_What the exercise asks_.
Extend the blog post below on AI and machine learning in cybersecurity, picking up right after its last sentence.

_Extract_.
▼▼▼

August 7, 2018

AI & ML IN CYBERSECURITY – Why Algorithms Are Dangerous

Filed under: Artificial Intelligence,Security Intelligence — @ 7th of August 2018, 10:28

Join me for my talk about AI and ML in cyber security at BlackHat on Thursday the 9th of August in Las Vegas. I’ll be exploring the topics of artificial intelligence (AI) and machine learning (ML) to show some of the ‘dangerous’ mistakes that the industry (vendors and practitioners alike) are making in applying these concepts in security.

We don’t have artificial intelligence (yet). Machine learning is not the answer to your security problems. And downloading the ‘random’ analytic library to identify security anomalies is going to do you more harm than it helps.

We will explore these accusations and walk away with the following learnings from the talk:

We dont have artificial intelligence (yet) Algorithms are getting smarter, but experts are more important Stop throwing algorithms on the wall - they are not spaghetti Understand your data and your algorithms Invest in people who know security (and have experience) Build systems that capture expert knowledge Think out of the box, history is bad for innovation

I am exploring these items throughout three sections in my talk: 1) A very quick set of definitions for machine learning, artificial intelligence, and data mining with a few examples of where ML has worked really well in cyber security. 2) A closer and more technical view on why algorithms are dangerous. Why it is not a solution to download a library from the Internet to find security anomalies in your data. 3) An example scenario where we talk through supervised and unsupervised machine learning for network traffic analysis to show the difficulties with those approaches and finally explore a concept called belief networks that bear a lot of promise to enhance our detection capabilities in security by leveraging export knowledge more closely.

▲▲▲

_Data for review_.
▼▼▼

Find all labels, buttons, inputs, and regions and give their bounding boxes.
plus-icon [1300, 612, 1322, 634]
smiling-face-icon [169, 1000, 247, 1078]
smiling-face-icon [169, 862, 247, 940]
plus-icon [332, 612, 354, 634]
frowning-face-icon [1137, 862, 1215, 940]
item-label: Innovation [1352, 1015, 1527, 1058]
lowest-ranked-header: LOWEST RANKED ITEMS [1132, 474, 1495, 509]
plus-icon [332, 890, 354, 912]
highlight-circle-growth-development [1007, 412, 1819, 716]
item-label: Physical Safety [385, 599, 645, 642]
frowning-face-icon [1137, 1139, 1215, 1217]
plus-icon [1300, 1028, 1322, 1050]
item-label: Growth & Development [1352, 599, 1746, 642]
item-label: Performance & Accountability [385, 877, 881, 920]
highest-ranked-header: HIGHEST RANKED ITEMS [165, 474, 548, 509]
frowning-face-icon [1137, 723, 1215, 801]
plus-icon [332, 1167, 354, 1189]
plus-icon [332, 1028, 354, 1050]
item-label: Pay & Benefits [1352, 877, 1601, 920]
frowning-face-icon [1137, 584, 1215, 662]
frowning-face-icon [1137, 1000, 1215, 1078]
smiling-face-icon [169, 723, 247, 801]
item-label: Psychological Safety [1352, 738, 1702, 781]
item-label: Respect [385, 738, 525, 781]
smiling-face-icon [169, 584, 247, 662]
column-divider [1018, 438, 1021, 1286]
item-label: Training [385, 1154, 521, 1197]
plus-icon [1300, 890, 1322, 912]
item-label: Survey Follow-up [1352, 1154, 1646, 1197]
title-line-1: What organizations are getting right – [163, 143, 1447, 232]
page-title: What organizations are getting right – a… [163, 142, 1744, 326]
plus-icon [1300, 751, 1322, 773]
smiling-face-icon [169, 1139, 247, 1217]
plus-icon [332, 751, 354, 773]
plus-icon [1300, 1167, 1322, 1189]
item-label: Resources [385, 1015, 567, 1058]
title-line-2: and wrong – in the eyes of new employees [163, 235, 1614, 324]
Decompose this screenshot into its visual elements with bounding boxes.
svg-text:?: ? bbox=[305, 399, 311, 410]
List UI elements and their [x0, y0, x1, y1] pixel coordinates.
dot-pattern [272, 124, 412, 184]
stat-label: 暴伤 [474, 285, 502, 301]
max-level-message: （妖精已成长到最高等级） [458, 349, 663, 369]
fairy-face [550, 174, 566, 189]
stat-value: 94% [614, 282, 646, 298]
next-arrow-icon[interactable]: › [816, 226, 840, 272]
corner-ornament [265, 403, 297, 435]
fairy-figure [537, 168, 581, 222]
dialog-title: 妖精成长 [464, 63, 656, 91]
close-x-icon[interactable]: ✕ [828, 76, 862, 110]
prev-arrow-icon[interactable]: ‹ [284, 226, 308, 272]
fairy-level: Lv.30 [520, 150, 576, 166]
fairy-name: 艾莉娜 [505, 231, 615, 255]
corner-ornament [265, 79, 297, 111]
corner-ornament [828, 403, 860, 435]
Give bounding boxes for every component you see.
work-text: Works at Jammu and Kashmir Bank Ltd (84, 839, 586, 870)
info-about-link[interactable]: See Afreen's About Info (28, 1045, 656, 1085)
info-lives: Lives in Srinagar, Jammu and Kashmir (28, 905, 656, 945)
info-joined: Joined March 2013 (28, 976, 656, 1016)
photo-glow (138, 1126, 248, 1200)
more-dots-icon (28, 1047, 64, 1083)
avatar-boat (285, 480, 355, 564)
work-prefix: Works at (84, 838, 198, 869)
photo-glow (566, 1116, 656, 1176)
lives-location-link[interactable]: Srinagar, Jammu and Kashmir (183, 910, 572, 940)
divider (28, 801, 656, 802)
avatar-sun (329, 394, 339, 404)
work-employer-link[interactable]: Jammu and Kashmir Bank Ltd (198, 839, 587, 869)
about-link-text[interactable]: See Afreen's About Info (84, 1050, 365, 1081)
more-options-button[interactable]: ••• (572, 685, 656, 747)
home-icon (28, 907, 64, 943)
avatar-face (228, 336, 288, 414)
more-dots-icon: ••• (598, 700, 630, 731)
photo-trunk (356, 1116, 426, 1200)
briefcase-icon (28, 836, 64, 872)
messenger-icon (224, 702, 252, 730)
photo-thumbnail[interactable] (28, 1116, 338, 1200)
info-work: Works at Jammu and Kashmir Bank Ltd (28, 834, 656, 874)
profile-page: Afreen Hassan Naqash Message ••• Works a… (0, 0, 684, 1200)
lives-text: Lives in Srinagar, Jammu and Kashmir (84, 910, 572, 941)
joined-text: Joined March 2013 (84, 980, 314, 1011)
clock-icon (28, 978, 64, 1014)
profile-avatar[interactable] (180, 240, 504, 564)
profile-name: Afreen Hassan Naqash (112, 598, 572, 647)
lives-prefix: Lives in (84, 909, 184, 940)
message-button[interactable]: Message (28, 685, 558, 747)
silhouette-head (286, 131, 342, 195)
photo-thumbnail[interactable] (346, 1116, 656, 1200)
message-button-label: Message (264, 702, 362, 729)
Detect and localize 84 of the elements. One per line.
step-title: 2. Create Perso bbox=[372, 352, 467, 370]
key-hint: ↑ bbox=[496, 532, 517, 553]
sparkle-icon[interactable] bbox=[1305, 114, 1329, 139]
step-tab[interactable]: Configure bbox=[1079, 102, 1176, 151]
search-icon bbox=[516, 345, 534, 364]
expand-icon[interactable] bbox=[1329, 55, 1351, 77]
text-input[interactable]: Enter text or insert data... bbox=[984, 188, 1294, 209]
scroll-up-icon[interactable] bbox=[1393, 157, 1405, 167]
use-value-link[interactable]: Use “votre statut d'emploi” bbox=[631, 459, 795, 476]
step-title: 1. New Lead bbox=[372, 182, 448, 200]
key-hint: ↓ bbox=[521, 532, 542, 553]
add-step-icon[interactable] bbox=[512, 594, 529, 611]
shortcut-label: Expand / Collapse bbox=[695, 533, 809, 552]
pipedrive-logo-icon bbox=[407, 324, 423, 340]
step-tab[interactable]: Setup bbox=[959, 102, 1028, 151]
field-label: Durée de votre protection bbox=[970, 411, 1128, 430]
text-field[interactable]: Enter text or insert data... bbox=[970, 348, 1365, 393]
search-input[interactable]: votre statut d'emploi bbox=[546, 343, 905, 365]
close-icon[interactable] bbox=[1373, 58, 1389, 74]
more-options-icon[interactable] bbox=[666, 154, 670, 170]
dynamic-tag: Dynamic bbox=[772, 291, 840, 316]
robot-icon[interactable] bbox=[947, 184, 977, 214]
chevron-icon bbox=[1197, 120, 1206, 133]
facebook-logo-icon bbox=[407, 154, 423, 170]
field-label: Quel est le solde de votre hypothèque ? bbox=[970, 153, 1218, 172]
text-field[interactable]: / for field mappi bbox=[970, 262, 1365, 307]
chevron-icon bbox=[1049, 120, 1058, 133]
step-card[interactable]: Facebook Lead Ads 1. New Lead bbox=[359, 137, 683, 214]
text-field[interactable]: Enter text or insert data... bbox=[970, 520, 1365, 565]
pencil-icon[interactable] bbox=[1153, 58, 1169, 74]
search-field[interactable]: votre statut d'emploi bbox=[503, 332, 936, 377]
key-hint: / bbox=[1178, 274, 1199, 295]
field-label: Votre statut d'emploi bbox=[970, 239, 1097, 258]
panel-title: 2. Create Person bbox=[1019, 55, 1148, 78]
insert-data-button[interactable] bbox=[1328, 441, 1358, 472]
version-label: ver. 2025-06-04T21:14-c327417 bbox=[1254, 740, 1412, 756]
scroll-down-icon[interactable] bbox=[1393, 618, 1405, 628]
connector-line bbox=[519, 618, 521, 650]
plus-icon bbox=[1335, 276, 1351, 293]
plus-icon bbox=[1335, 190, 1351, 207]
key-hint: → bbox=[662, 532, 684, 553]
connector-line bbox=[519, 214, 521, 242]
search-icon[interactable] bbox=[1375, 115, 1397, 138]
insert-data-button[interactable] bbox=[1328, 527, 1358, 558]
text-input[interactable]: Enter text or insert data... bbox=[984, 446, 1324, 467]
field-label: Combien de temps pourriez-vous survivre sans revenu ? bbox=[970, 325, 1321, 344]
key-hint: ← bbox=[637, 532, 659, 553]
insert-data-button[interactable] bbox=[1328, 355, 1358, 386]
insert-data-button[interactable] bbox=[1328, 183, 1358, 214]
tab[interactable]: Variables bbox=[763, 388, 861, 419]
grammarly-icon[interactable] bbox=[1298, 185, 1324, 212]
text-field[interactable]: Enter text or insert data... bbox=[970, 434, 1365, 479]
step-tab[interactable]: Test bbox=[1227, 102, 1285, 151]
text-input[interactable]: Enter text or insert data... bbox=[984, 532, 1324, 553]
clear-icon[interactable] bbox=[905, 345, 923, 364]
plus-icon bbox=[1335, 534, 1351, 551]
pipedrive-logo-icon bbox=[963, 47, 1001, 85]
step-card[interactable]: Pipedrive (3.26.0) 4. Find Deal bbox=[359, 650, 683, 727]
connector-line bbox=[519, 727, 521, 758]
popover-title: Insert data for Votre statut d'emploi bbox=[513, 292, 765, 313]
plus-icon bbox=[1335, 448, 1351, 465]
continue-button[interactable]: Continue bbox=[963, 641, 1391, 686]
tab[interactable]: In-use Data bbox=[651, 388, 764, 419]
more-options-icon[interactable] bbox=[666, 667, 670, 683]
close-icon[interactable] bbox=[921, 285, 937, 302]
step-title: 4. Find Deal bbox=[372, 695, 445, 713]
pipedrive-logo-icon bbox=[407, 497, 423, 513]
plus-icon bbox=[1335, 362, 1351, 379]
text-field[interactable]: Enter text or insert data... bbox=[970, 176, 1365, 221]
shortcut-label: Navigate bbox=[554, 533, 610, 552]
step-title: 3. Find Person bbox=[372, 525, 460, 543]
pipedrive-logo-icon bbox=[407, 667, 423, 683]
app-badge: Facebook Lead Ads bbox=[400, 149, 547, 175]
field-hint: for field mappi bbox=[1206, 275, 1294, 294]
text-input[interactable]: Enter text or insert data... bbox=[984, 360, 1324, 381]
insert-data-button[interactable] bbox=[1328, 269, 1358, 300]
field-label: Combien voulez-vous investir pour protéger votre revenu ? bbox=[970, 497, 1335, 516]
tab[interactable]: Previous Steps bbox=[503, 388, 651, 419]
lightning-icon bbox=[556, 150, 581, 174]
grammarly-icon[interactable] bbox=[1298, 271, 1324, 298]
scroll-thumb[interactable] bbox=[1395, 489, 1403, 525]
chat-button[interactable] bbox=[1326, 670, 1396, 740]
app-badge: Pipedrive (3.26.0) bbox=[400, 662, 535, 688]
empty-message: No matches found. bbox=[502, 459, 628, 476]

▲▲▲

_Reply to the exercise_.
Algorithms are Dangerous

I keep mentioning that algorithms are dangerous. Dangerous in the sense that they might give you a false sense of security or in the worst case even decrease your security quite significantly. Here are some questions you can use to self-assess whether you are ready and ‘qualified’ to use data science or ‘advanced’ algorithms like machine learning or clustering to find anomalies in your data:

  • Do you know what the difference is between supervised and unsupervised machine learning?
  • Can you describe what a distance function is?
  • In data science we often look at two types of data: categorical and numerical. What are port numbers? What are user names? And what are IP sequence numbers?
  • In your data set you see traffic from port 0. Can you explain that?
  • You see traffic from port 80. What’s a likely explanation of that? Bonus points if you can come up with two answers.
  • How do you go about selecting a clustering algorithm?
  • What’s the explainability problem in deep learning?
  • How do you acquire labeled network data sets (netflows or pcaps)?
  • Name three data cleanliness problems that you need to account for before running any algorithms?
  • When running k-means, do you have to normalize your numerical inputs?
  • Does k-means support categorical features?
  • What is the difference between a feature, data field, and a log record?

If you can’t answer the above questions, you might want to rethink your data science aspirations and come to my talk on Thursday to hopefully walk away with answers to the above questions.

Update 8/13/18: Added presentation slides

1 Comment »

  1. Supervised tags data or wants tagged data. Unsup is typically clustering techniques. Ideally, you are going to want to work with packet data instead of log data first, using unsup methods, and if you are extremely well-versed in feature architecture and engineering (including AutoML), log data with sup. So try Apache Spot before Hortonworks Cybersecurity and maybe even try IVRE.rocks before both. This also answers the later questions on flows and caps.

    Distance is like the Edit Distance (i.e., Levenshtein, an NLP technique) feature in viper.li. It’s how different one string (such as a filename) is from another in a set of filenames. There’s also observation distance like Euclidiean and Manhattan.

    Port 0 is totally-cool. It’s legit, unlike NULL. I always nmap -p0-

    Src Port 80 is typically HTTP or SPDY in Web Services form. I have seen developers (usually not operators) SRC and DST TLS via ports 80 and 8080.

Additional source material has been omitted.